(Data records)
* * * *
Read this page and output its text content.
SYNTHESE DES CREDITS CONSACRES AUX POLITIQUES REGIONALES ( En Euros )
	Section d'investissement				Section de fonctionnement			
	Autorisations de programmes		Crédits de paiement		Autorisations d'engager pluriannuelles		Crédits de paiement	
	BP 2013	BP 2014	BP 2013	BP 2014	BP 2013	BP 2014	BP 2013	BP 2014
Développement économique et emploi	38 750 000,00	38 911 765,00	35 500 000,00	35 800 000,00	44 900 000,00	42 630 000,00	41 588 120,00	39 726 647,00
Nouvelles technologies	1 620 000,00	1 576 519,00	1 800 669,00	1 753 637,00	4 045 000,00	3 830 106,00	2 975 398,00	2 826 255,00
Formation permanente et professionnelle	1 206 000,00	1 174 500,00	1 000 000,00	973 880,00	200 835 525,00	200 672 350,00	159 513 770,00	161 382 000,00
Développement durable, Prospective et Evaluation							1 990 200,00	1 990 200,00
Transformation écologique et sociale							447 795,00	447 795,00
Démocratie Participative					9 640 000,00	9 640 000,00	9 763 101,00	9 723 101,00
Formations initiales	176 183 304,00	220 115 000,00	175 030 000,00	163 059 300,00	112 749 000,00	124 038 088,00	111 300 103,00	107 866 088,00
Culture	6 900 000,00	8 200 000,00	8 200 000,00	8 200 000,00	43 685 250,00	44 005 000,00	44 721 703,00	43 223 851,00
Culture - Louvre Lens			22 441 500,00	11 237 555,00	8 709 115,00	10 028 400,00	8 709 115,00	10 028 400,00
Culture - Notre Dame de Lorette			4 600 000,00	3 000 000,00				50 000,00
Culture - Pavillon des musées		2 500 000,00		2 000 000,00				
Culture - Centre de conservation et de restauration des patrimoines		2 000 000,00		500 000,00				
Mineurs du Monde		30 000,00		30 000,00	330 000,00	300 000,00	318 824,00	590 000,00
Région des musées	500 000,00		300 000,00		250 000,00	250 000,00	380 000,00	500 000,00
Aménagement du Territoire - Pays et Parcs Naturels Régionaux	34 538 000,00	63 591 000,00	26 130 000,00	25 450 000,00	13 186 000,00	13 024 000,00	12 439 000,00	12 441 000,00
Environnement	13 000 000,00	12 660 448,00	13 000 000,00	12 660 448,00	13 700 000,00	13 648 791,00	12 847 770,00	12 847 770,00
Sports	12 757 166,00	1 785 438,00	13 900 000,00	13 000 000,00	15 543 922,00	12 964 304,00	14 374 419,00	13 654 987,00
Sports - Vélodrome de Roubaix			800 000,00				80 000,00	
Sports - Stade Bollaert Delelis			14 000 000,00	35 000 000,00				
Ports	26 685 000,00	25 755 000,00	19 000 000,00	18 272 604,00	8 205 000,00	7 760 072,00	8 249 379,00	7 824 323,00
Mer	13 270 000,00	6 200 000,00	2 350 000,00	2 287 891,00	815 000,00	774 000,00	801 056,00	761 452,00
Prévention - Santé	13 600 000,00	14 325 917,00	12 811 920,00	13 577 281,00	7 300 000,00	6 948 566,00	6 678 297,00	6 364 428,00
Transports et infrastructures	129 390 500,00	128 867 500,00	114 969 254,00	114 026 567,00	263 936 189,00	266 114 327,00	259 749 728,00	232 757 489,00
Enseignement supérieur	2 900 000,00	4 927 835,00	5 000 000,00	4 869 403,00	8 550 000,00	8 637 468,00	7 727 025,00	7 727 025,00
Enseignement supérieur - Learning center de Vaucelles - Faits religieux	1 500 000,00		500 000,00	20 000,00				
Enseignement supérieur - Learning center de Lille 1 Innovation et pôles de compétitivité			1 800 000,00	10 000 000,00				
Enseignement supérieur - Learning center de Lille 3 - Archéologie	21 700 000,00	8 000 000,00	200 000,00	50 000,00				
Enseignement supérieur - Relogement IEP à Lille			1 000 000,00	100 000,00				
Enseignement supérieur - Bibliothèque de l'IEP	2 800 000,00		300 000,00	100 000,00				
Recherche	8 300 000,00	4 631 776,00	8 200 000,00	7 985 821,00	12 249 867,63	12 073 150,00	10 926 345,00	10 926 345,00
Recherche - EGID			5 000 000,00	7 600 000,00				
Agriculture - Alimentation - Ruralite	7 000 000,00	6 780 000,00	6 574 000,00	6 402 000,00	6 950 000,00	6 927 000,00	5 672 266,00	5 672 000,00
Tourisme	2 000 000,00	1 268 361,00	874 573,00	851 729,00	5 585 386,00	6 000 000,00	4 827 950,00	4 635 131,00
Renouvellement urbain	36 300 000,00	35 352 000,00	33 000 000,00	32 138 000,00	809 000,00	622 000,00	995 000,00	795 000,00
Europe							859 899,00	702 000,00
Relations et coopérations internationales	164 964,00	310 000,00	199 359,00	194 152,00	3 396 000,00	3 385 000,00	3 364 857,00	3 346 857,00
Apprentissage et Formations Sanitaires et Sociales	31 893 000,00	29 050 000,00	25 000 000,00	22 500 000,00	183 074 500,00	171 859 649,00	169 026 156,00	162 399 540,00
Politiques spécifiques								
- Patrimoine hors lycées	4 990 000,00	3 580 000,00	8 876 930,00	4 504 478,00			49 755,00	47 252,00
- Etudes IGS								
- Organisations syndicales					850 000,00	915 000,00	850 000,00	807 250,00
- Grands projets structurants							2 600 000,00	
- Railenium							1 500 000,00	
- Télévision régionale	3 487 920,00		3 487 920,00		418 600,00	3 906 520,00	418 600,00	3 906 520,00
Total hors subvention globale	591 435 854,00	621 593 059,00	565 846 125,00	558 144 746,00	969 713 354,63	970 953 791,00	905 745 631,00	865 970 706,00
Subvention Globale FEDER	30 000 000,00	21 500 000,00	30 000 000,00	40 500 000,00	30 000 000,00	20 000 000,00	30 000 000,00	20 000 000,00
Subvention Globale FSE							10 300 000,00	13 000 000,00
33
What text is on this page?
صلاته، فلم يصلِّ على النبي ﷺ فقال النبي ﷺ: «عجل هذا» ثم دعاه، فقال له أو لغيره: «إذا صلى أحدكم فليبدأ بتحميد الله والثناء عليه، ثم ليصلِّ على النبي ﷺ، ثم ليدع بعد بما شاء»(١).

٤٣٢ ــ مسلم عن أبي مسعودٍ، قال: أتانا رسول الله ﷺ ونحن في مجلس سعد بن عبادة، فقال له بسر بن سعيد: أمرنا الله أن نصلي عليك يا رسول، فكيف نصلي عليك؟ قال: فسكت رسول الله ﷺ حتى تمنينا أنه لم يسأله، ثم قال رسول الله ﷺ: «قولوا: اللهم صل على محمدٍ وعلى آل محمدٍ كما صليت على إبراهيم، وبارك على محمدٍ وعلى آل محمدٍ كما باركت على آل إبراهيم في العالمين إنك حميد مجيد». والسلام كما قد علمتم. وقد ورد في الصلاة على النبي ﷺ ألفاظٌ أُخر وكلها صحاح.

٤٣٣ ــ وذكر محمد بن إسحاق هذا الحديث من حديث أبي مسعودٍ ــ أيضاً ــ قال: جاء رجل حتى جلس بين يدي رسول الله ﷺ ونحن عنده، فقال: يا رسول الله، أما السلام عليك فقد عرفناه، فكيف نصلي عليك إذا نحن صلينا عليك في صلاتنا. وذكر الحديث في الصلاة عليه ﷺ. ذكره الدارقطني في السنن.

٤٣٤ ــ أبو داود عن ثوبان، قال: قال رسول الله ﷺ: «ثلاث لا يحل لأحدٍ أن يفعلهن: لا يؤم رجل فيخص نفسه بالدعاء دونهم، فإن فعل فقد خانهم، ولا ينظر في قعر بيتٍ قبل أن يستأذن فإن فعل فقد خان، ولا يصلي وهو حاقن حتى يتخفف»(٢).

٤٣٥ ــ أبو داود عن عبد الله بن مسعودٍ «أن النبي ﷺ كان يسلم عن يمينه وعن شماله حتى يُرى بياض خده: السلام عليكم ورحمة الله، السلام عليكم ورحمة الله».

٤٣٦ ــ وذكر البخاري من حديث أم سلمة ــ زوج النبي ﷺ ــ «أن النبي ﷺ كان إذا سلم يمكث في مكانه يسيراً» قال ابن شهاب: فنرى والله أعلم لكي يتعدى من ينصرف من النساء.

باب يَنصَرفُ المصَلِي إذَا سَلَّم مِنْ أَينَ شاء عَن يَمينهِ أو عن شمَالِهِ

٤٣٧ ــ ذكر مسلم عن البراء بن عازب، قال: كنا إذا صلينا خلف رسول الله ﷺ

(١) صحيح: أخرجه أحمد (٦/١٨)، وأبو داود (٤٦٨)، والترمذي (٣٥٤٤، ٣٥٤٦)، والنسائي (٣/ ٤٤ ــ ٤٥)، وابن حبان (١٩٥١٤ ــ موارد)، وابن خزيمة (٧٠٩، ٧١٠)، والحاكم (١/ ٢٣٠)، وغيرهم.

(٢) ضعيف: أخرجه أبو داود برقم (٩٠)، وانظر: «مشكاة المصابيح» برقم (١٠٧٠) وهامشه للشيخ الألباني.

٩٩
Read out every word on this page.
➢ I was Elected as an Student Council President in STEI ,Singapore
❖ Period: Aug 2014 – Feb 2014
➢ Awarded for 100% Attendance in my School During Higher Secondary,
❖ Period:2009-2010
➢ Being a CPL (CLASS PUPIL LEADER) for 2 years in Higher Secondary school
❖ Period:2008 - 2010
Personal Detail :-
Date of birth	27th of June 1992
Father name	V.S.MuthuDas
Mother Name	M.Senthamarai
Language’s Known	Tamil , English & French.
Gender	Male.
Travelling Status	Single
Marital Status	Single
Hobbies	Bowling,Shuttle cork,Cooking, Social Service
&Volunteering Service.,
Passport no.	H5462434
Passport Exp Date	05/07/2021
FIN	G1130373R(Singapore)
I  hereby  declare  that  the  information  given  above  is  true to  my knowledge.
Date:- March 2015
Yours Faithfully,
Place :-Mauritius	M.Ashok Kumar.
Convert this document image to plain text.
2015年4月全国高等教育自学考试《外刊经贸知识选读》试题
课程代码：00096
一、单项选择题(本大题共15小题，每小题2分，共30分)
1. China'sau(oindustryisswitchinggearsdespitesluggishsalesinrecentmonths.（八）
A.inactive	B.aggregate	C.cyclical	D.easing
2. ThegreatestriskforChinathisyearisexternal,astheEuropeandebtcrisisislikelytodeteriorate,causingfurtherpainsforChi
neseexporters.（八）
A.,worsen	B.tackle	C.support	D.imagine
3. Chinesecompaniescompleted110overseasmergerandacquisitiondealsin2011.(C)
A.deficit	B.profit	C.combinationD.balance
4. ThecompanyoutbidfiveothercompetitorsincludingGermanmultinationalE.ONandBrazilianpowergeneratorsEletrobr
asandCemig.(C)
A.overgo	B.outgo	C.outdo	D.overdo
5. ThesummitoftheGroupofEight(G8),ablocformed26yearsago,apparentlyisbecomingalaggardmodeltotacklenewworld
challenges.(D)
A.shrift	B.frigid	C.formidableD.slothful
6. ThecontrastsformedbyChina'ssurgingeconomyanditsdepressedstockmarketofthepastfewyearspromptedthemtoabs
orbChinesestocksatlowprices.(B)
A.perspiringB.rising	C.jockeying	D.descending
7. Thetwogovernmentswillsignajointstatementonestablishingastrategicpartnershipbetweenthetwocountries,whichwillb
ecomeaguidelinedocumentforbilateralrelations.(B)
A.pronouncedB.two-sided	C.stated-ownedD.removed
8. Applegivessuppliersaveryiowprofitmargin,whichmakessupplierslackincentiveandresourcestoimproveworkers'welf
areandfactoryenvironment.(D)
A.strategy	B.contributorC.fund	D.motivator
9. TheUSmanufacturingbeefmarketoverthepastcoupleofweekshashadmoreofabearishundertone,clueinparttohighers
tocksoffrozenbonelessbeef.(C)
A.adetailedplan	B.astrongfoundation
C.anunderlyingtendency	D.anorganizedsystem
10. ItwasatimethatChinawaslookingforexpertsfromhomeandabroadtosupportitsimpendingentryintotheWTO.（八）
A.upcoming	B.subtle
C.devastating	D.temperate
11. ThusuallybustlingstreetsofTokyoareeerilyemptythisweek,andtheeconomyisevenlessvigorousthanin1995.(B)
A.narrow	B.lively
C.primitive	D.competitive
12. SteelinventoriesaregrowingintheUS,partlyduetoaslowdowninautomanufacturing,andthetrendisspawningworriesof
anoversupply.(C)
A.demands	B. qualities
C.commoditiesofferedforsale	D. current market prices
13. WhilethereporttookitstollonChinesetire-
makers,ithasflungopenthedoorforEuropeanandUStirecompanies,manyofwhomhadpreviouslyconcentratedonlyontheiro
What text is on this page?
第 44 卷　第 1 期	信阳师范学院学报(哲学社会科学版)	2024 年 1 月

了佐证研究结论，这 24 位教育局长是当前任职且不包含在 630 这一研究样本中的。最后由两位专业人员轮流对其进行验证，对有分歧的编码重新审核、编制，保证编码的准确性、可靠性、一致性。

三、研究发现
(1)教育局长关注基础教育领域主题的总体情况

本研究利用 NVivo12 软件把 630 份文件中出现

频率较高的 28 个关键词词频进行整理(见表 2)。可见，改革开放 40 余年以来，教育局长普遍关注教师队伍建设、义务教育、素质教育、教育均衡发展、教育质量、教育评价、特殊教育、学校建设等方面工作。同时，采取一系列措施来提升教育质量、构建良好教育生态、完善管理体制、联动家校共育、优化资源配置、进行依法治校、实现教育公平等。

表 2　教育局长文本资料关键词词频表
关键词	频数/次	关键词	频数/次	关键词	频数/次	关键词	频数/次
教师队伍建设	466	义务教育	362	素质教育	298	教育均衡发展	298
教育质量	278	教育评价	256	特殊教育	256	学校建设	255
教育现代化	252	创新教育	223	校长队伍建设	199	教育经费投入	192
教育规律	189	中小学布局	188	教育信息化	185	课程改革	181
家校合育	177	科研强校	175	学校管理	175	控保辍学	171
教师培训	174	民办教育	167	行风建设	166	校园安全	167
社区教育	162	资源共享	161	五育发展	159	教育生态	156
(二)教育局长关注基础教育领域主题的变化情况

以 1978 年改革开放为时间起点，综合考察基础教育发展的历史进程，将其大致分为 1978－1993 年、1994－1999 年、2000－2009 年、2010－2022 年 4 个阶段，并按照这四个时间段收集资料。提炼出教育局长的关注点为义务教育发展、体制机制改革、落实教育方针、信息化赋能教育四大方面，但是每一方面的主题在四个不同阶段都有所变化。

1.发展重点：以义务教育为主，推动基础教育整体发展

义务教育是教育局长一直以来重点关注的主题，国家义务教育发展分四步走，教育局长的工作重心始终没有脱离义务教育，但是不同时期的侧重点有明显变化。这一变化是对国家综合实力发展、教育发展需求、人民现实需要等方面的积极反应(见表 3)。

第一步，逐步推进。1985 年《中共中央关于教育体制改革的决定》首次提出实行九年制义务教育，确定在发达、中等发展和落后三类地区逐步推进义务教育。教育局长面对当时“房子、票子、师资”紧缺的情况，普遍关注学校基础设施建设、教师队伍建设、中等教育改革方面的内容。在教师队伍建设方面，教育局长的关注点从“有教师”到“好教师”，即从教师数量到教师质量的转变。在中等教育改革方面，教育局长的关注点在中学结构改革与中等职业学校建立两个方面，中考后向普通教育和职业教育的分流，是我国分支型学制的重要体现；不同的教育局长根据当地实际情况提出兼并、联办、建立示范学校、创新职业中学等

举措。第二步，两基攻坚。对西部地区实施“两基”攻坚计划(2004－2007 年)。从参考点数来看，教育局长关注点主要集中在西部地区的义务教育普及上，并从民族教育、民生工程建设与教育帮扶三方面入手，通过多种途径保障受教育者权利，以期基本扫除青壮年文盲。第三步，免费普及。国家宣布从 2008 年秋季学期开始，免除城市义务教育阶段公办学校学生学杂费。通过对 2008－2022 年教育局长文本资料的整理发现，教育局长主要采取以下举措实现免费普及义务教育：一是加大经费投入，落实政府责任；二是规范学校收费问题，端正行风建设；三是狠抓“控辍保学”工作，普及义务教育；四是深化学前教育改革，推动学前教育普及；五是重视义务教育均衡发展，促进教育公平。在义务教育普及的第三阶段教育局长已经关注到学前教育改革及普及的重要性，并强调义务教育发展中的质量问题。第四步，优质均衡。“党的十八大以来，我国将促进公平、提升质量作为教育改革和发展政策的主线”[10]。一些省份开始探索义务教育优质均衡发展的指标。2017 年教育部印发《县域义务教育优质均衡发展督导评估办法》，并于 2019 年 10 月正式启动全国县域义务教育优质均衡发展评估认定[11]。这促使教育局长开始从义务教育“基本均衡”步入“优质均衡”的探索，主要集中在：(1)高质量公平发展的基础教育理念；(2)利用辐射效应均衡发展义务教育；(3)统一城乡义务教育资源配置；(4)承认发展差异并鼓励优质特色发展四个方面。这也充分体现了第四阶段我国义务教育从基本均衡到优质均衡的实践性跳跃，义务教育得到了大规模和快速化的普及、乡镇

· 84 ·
* * * *
**EXERCISE:** Go through the records. Copy each line where "hors" appears.

**FINISHED EXERCISE:**
- Patrimoine hors lycées	4 990 000,00	3 580 000,00	8 876 930,00	4 504 478,00			49 755,00	47 252,00
Total hors subvention globale	591 435 854,00	621 593 059,00	565 846 125,00	558 144 746,00	969 713 354,63	970 953 791,00	905 745 631,00	865 970 706,00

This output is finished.